WRITTEN REQUEST -
From the listing below, extract every line containing "года".

(Saved entries)
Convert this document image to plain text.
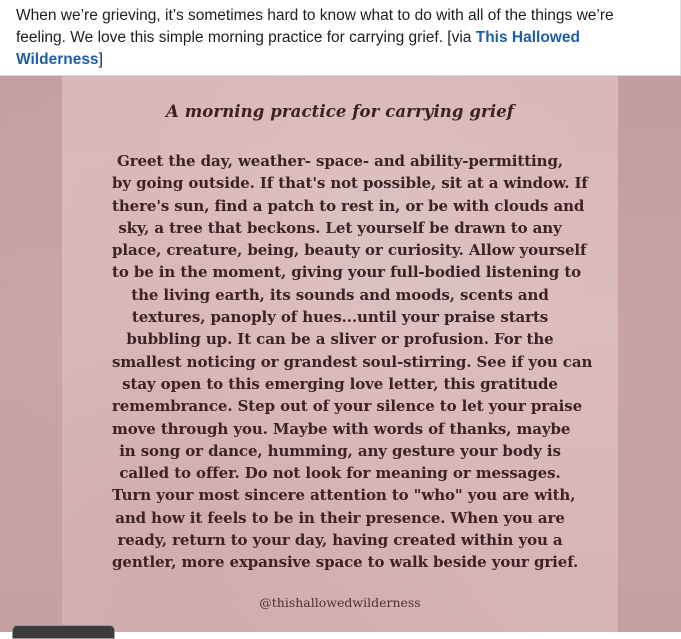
When we’re grieving, it’s sometimes hard to know what to do with all of the things we’re feeling. We love this simple morning practice for carrying grief. [via This Hallowed Wilderness]
A morning practice for carrying grief
Greet the day, weather- space- and ability-permitting,
by going outside. If that's not possible, sit at a window. If
there's sun, find a patch to rest in, or be with clouds and
sky, a tree that beckons. Let yourself be drawn to any
place, creature, being, beauty or curiosity. Allow yourself
to be in the moment, giving your full-bodied listening to
the living earth, its sounds and moods, scents and
textures, panoply of hues...until your praise starts
bubbling up. It can be a sliver or profusion. For the
smallest noticing or grandest soul-stirring. See if you can
stay open to this emerging love letter, this gratitude
remembrance. Step out of your silence to let your praise
move through you. Maybe with words of thanks, maybe
in song or dance, humming, any gesture your body is
called to offer. Do not look for meaning or messages.
Turn your most sincere attention to "who" you are with,
and how it feels to be in their presence. When you are
ready, return to your day, having created within you a
gentler, more expansive space to walk beside your grief.
@thishallowedwilderness
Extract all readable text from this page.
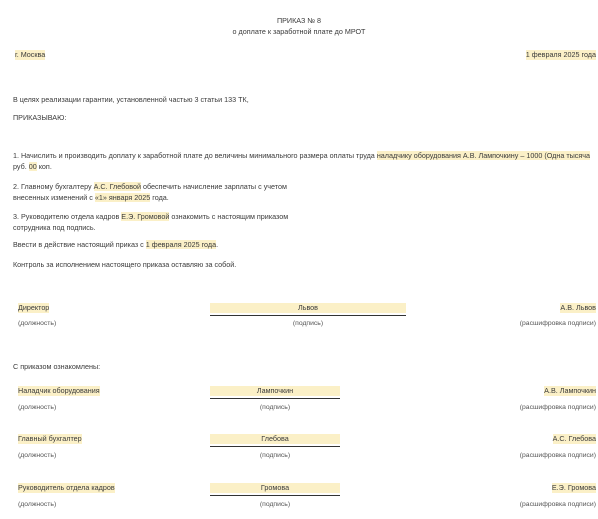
ПРИКАЗ № 8
о доплате к заработной плате до МРОТ
г. Москва	1 февраля 2025 года
В целях реализации гарантии, установленной частью 3 статьи 133 ТК,
ПРИКАЗЫВАЮ:
1. Начислить и производить доплату к заработной плате до величины минимального размера оплаты труда наладчику оборудования А.В. Лампочкину – 1000 (Одна тысяча
руб. 00 коп.
2. Главному бухгалтеру А.С. Глебовой обеспечить начисление зарплаты с учетом
внесенных изменений с «1» января 2025 года.
3. Руководителю отдела кадров Е.Э. Громовой ознакомить с настоящим приказом
сотрудника под подпись.
Ввести в действие настоящий приказ с 1 февраля 2025 года.
Контроль за исполнением настоящего приказа оставляю за собой.
Директор	Львов	А.В. Львов
(должность)	(подпись)	(расшифровка подписи)
С приказом ознакомлены:
Наладчик оборудования	Лампочкин	А.В. Лампочкин
(должность)	(подпись)	(расшифровка подписи)
Главный бухгалтер	Глебова	А.С. Глебова
(должность)	(подпись)	(расшифровка подписи)
Руководитель отдела кадров	Громова	Е.Э. Громова
(должность)	(подпись)	(расшифровка подписи)
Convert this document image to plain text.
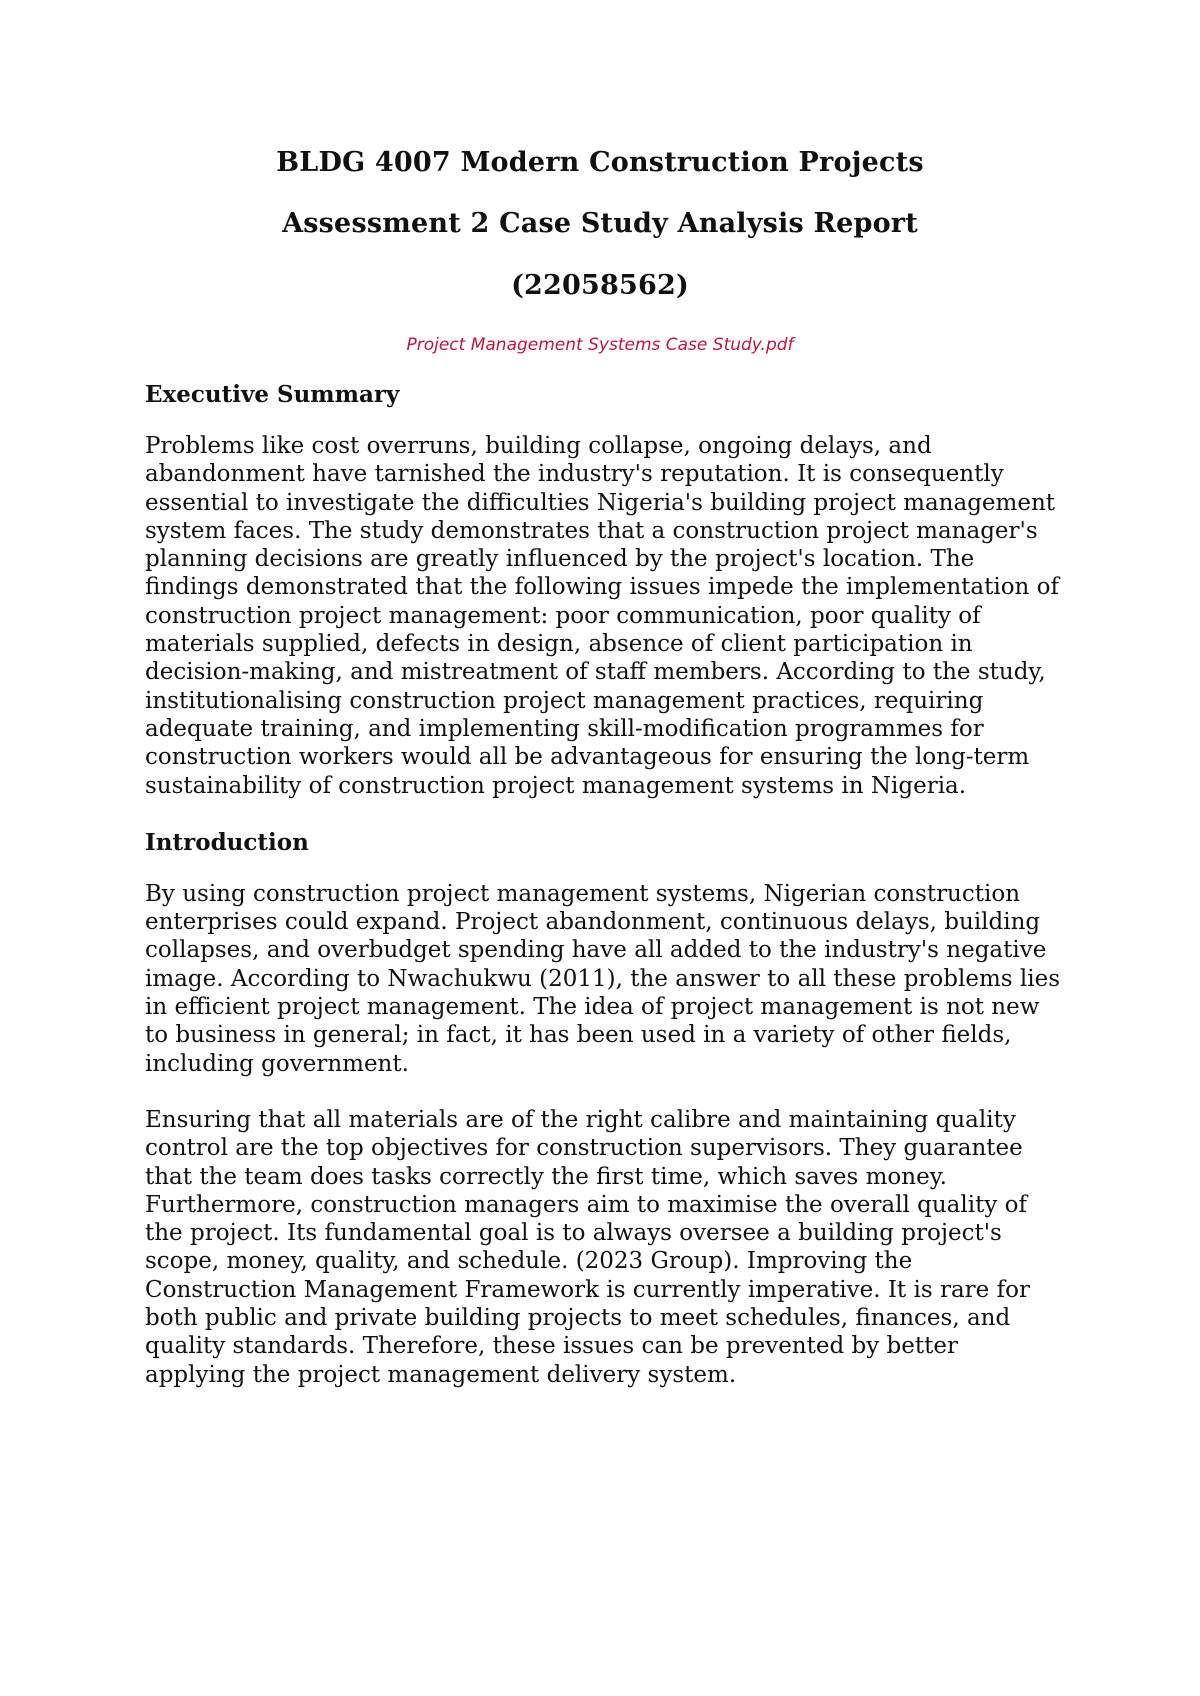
BLDG 4007 Modern Construction Projects
Assessment 2 Case Study Analysis Report
(22058562)
Project Management Systems Case Study.pdf
Executive Summary

Problems like cost overruns, building collapse, ongoing delays, and abandonment have tarnished the industry's reputation. It is consequently essential to investigate the difficulties Nigeria's building project management system faces. The study demonstrates that a construction project manager's planning decisions are greatly influenced by the project's location. The findings demonstrated that the following issues impede the implementation of construction project management: poor communication, poor quality of materials supplied, defects in design, absence of client participation in decision-making, and mistreatment of staff members. According to the study, institutionalising construction project management practices, requiring adequate training, and implementing skill-modification programmes for construction workers would all be advantageous for ensuring the long-term sustainability of construction project management systems in Nigeria.

Introduction

By using construction project management systems, Nigerian construction enterprises could expand. Project abandonment, continuous delays, building collapses, and overbudget spending have all added to the industry's negative image. According to Nwachukwu (2011), the answer to all these problems lies in efficient project management. The idea of project management is not new to business in general; in fact, it has been used in a variety of other fields, including government.

Ensuring that all materials are of the right calibre and maintaining quality control are the top objectives for construction supervisors. They guarantee that the team does tasks correctly the first time, which saves money. Furthermore, construction managers aim to maximise the overall quality of the project. Its fundamental goal is to always oversee a building project's scope, money, quality, and schedule. (2023 Group). Improving the Construction Management Framework is currently imperative. It is rare for both public and private building projects to meet schedules, finances, and quality standards. Therefore, these issues can be prevented by better applying the project management delivery system.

THE SOLUTION -
г. Москва	1 февраля 2025 года
внесенных изменений с «1» января 2025 года.
Ввести в действие настоящий приказ с 1 февраля 2025 года.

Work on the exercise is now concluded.